Exercise goal >> Take the material below and retype it in full; pictures are left out.

:: Rows

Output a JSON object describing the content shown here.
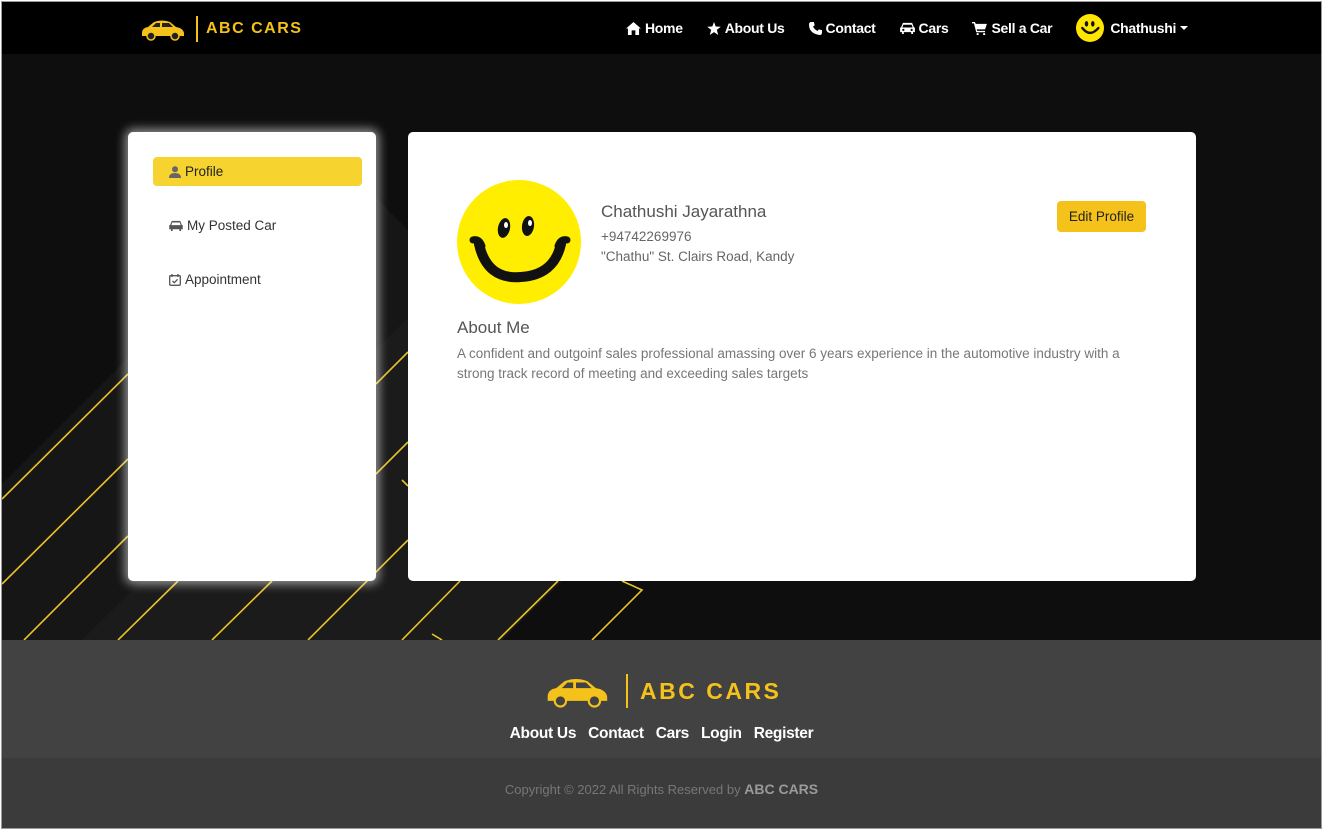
{
  "brand": {
    "name": "ABC CARS"
  },
  "nav": {
    "items": [
      {
        "label": "Home",
        "icon": "home-icon"
      },
      {
        "label": "About Us",
        "icon": "star-icon"
      },
      {
        "label": "Contact",
        "icon": "phone-icon"
      },
      {
        "label": "Cars",
        "icon": "car-icon"
      },
      {
        "label": "Sell a Car",
        "icon": "cart-icon"
      }
    ],
    "user": "Chathushi"
  },
  "sidebar": {
    "items": [
      {
        "label": "Profile",
        "icon": "user-icon",
        "active": true
      },
      {
        "label": "My Posted Car",
        "icon": "car-icon"
      },
      {
        "label": "Appointment",
        "icon": "calendar-check-icon"
      }
    ]
  },
  "profile": {
    "name": "Chathushi Jayarathna",
    "phone": "+94742269976",
    "address": "\"Chathu\" St. Clairs Road, Kandy",
    "edit_label": "Edit Profile",
    "about_title": "About Me",
    "about_text": "A confident and outgoinf sales professional amassing over 6 years experience in the automotive industry with a strong track record of meeting and exceeding sales targets"
  },
  "footer": {
    "brand": "ABC CARS",
    "links": [
      "About Us",
      "Contact",
      "Cars",
      "Login",
      "Register"
    ],
    "copyright_prefix": "Copyright © 2022 All Rights Reserved by ",
    "copyright_brand": "ABC CARS"
  },
  "colors": {
    "accent": "#f4c21a",
    "navbar": "#000000",
    "footer": "#424242",
    "active_item": "#f6d32f"
  }
}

::::

Task output >>
Output a JSON object describing the content shown here.
{
  "brand": {
    "name": "ABC CARS"
  },
  "nav": {
    "items": [
      {
        "label": "Home",
        "icon": "home-icon"
      },
      {
        "label": "About Us",
        "icon": "star-icon"
      },
      {
        "label": "Contact",
        "icon": "phone-icon"
      },
      {
        "label": "Cars",
        "icon": "car-icon"
      },
      {
        "label": "Sell a Car",
        "icon": "cart-icon"
      }
    ],
    "user": "Chathushi"
  },
  "sidebar": {
    "items": [
      {
        "label": "Profile",
        "icon": "user-icon",
        "active": true
      },
      {
        "label": "My Posted Car",
        "icon": "car-icon"
      },
      {
        "label": "Appointment",
        "icon": "calendar-check-icon"
      }
    ]
  },
  "profile": {
    "name": "Chathushi Jayarathna",
    "phone": "+94742269976",
    "address": "\"Chathu\" St. Clairs Road, Kandy",
    "edit_label": "Edit Profile",
    "about_title": "About Me",
    "about_text": "A confident and outgoinf sales professional amassing over 6 years experience in the automotive industry with a strong track record of meeting and exceeding sales targets"
  },
  "footer": {
    "brand": "ABC CARS",
    "links": [
      "About Us",
      "Contact",
      "Cars",
      "Login",
      "Register"
    ],
    "copyright_prefix": "Copyright © 2022 All Rights Reserved by ",
    "copyright_brand": "ABC CARS"
  },
  "colors": {
    "accent": "#f4c21a",
    "navbar": "#000000",
    "footer": "#424242",
    "active_item": "#f6d32f"
  }
}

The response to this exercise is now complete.